In the records that follow, locate every line with "name" and extract it.

===== DATA SHOWN

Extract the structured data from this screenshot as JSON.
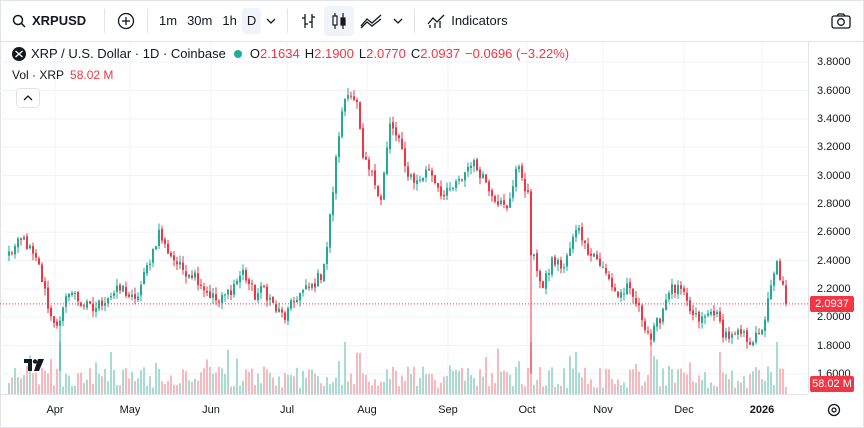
{
  "toolbar": {
    "symbol": "XRPUSD",
    "intervals": [
      "1m",
      "30m",
      "1h",
      "D"
    ],
    "active_interval": "D",
    "indicators_label": "Indicators"
  },
  "legend": {
    "title": "XRP / U.S. Dollar · 1D · Coinbase",
    "open_key": "O",
    "open": "2.1634",
    "high_key": "H",
    "high": "2.1900",
    "low_key": "L",
    "low": "2.0770",
    "close_key": "C",
    "close": "2.0937",
    "change": "−0.0696 (−3.22%)",
    "volume_label": "Vol · XRP",
    "volume_value": "58.02 M"
  },
  "price_axis": {
    "ticks": [
      "3.8000",
      "3.6000",
      "3.4000",
      "3.2000",
      "3.0000",
      "2.8000",
      "2.6000",
      "2.4000",
      "2.2000",
      "2.0000",
      "1.8000",
      "1.6000"
    ],
    "last_price": "2.0937",
    "volume_tag": "58.02 M"
  },
  "time_axis": {
    "ticks": [
      {
        "label": "Apr",
        "bold": false
      },
      {
        "label": "May",
        "bold": false
      },
      {
        "label": "Jun",
        "bold": false
      },
      {
        "label": "Jul",
        "bold": false
      },
      {
        "label": "Aug",
        "bold": false
      },
      {
        "label": "Sep",
        "bold": false
      },
      {
        "label": "Oct",
        "bold": false
      },
      {
        "label": "Nov",
        "bold": false
      },
      {
        "label": "Dec",
        "bold": false
      },
      {
        "label": "2026",
        "bold": true
      }
    ]
  },
  "colors": {
    "up": "#22ab94",
    "down": "#f23645",
    "up_volume": "#a8dcd2",
    "down_volume": "#f7b9be",
    "grid": "#f0f3fa"
  },
  "chart_data": {
    "type": "candlestick",
    "y_range": [
      1.5,
      3.9
    ],
    "anchors": [
      [
        0,
        2.45
      ],
      [
        5,
        2.55
      ],
      [
        10,
        2.35
      ],
      [
        14,
        2.0
      ],
      [
        17,
        1.95
      ],
      [
        20,
        2.2
      ],
      [
        24,
        2.1
      ],
      [
        28,
        2.05
      ],
      [
        33,
        2.15
      ],
      [
        38,
        2.2
      ],
      [
        42,
        2.1
      ],
      [
        46,
        2.35
      ],
      [
        50,
        2.6
      ],
      [
        52,
        2.5
      ],
      [
        57,
        2.35
      ],
      [
        62,
        2.3
      ],
      [
        66,
        2.18
      ],
      [
        70,
        2.1
      ],
      [
        74,
        2.2
      ],
      [
        78,
        2.32
      ],
      [
        82,
        2.15
      ],
      [
        85,
        2.2
      ],
      [
        89,
        2.05
      ],
      [
        92,
        2.0
      ],
      [
        96,
        2.15
      ],
      [
        101,
        2.22
      ],
      [
        104,
        2.3
      ],
      [
        106,
        2.5
      ],
      [
        108,
        2.9
      ],
      [
        110,
        3.3
      ],
      [
        112,
        3.55
      ],
      [
        114,
        3.6
      ],
      [
        116,
        3.5
      ],
      [
        118,
        3.1
      ],
      [
        121,
        3.0
      ],
      [
        124,
        2.85
      ],
      [
        127,
        3.35
      ],
      [
        130,
        3.25
      ],
      [
        132,
        3.05
      ],
      [
        136,
        2.95
      ],
      [
        140,
        3.05
      ],
      [
        145,
        2.85
      ],
      [
        150,
        2.95
      ],
      [
        154,
        3.1
      ],
      [
        158,
        3.0
      ],
      [
        162,
        2.85
      ],
      [
        166,
        2.75
      ],
      [
        169,
        3.05
      ],
      [
        171,
        3.0
      ],
      [
        173,
        2.85
      ],
      [
        174,
        2.45
      ],
      [
        176,
        2.35
      ],
      [
        178,
        2.2
      ],
      [
        181,
        2.4
      ],
      [
        185,
        2.35
      ],
      [
        188,
        2.55
      ],
      [
        190,
        2.65
      ],
      [
        192,
        2.5
      ],
      [
        195,
        2.45
      ],
      [
        199,
        2.3
      ],
      [
        203,
        2.15
      ],
      [
        206,
        2.2
      ],
      [
        209,
        2.1
      ],
      [
        212,
        1.95
      ],
      [
        214,
        1.85
      ],
      [
        217,
        2.0
      ],
      [
        220,
        2.2
      ],
      [
        224,
        2.18
      ],
      [
        228,
        2.0
      ],
      [
        231,
        1.98
      ],
      [
        235,
        2.05
      ],
      [
        238,
        1.9
      ],
      [
        241,
        1.85
      ],
      [
        244,
        1.88
      ],
      [
        247,
        1.84
      ],
      [
        250,
        1.86
      ],
      [
        252,
        2.0
      ],
      [
        254,
        2.2
      ],
      [
        256,
        2.38
      ],
      [
        258,
        2.2
      ],
      [
        259,
        2.09
      ]
    ],
    "last_close": 2.0937,
    "last_volume_millions": 58.02
  }
}
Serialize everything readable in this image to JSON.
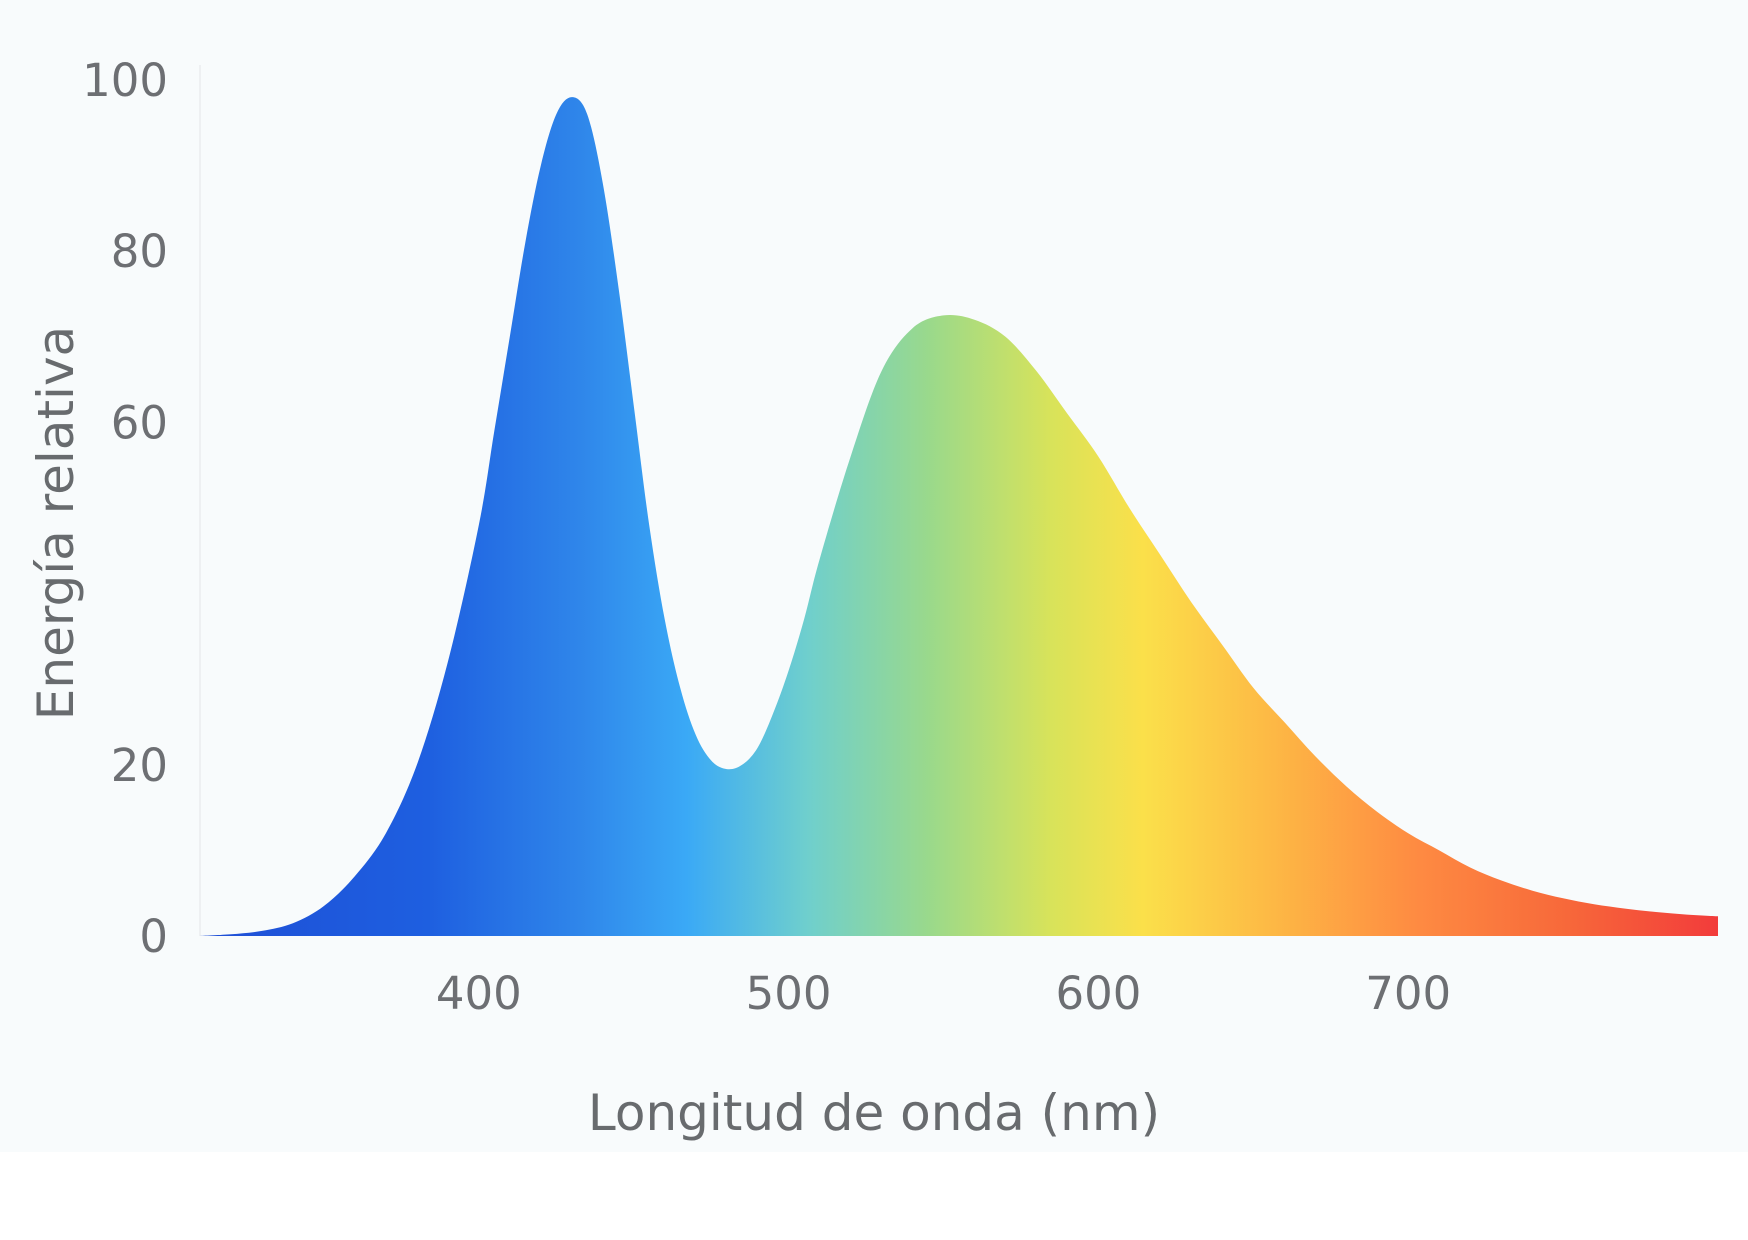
{
  "chart_data": {
    "type": "area",
    "title": "",
    "xlabel": "Longitud de onda (nm)",
    "ylabel": "Energía relativa",
    "xlim": [
      310,
      800
    ],
    "ylim": [
      0,
      100
    ],
    "x_ticks": [
      400,
      500,
      600,
      700
    ],
    "x_tick_labels": [
      "400",
      "500",
      "600",
      "700"
    ],
    "y_ticks": [
      0,
      20,
      60,
      80,
      100
    ],
    "y_tick_labels": [
      "0",
      "20",
      "60",
      "80",
      "100"
    ],
    "grid": false,
    "legend": false,
    "fill": "visible-spectrum gradient (blue to red by wavelength)",
    "series": [
      {
        "x": [
          310,
          320,
          330,
          340,
          350,
          360,
          370,
          380,
          390,
          400,
          405,
          410,
          415,
          420,
          425,
          430,
          435,
          440,
          445,
          450,
          455,
          460,
          465,
          470,
          475,
          480,
          485,
          490,
          495,
          500,
          505,
          510,
          520,
          530,
          540,
          550,
          560,
          570,
          580,
          590,
          600,
          610,
          620,
          630,
          640,
          650,
          660,
          670,
          680,
          690,
          700,
          710,
          720,
          730,
          740,
          750,
          760,
          770,
          780,
          790,
          800
        ],
        "values": [
          0,
          0.2,
          0.6,
          1.5,
          3.5,
          7,
          12,
          20,
          32,
          48,
          59,
          70,
          81,
          90,
          96,
          98,
          96,
          88,
          76,
          62,
          48,
          37,
          29,
          23.5,
          20.5,
          19.5,
          20,
          22,
          26,
          31,
          37,
          44,
          56,
          66,
          71,
          72.5,
          72,
          70,
          66,
          61,
          56,
          50,
          44.5,
          39,
          34,
          29,
          25,
          21,
          17.5,
          14.5,
          12,
          10,
          8,
          6.5,
          5.3,
          4.4,
          3.7,
          3.2,
          2.8,
          2.5,
          2.3
        ]
      }
    ]
  }
}
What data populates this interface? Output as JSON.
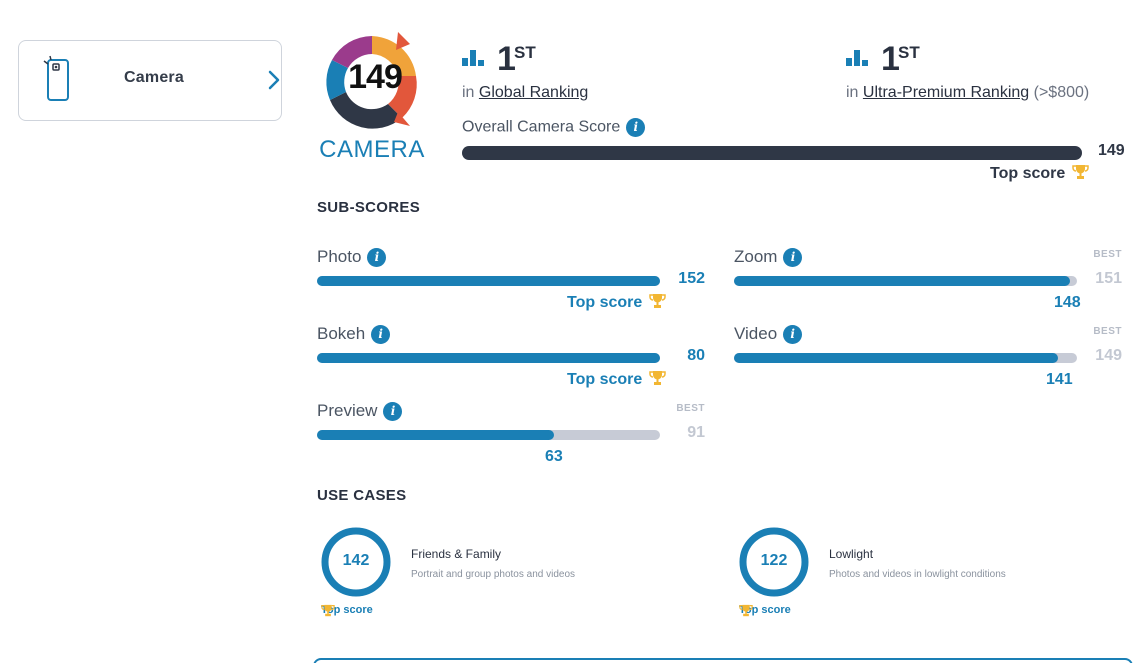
{
  "sidebar": {
    "card_label": "Camera",
    "icon": "phone-camera-icon",
    "chevron": "chevron-right-icon"
  },
  "badge": {
    "score": "149",
    "word": "CAMERA",
    "colors": [
      "#1a7fb5",
      "#e2573b",
      "#f0a33a",
      "#9b3b8c",
      "#2f3746"
    ]
  },
  "rankings": [
    {
      "rank": "1",
      "suffix": "ST",
      "prefix": "in",
      "link": "Global Ranking",
      "extra": ""
    },
    {
      "rank": "1",
      "suffix": "ST",
      "prefix": "in",
      "link": "Ultra-Premium Ranking",
      "extra": " (>$800)"
    }
  ],
  "overall": {
    "label": "Overall Camera Score",
    "value": "149",
    "fill_fraction": 1.0,
    "top_score_label": "Top score"
  },
  "subscores": {
    "title": "SUB-SCORES",
    "best_label": "BEST",
    "top_score_label": "Top score",
    "items": [
      {
        "name": "Photo",
        "value": "152",
        "best": "",
        "fraction": 1.0
      },
      {
        "name": "Zoom",
        "value": "148",
        "best": "151",
        "fraction": 0.98
      },
      {
        "name": "Bokeh",
        "value": "80",
        "best": "",
        "fraction": 1.0
      },
      {
        "name": "Video",
        "value": "141",
        "best": "149",
        "fraction": 0.946
      },
      {
        "name": "Preview",
        "value": "63",
        "best": "91",
        "fraction": 0.692
      }
    ]
  },
  "use_cases": {
    "title": "USE CASES",
    "top_score_label": "Top score",
    "items": [
      {
        "value": "142",
        "title": "Friends & Family",
        "desc": "Portrait and group photos and videos"
      },
      {
        "value": "122",
        "title": "Lowlight",
        "desc": "Photos and videos in lowlight conditions"
      }
    ]
  },
  "colors": {
    "accent": "#1a7fb5",
    "dark": "#2f3746",
    "track": "#c7cbd6",
    "trophy": "#f2b632"
  }
}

==========

• _RESPONSE BELOW_:
        "name": "Photo",
        "name": "Zoom",
        "name": "Bokeh",
        "name": "Video",
        "name": "Preview",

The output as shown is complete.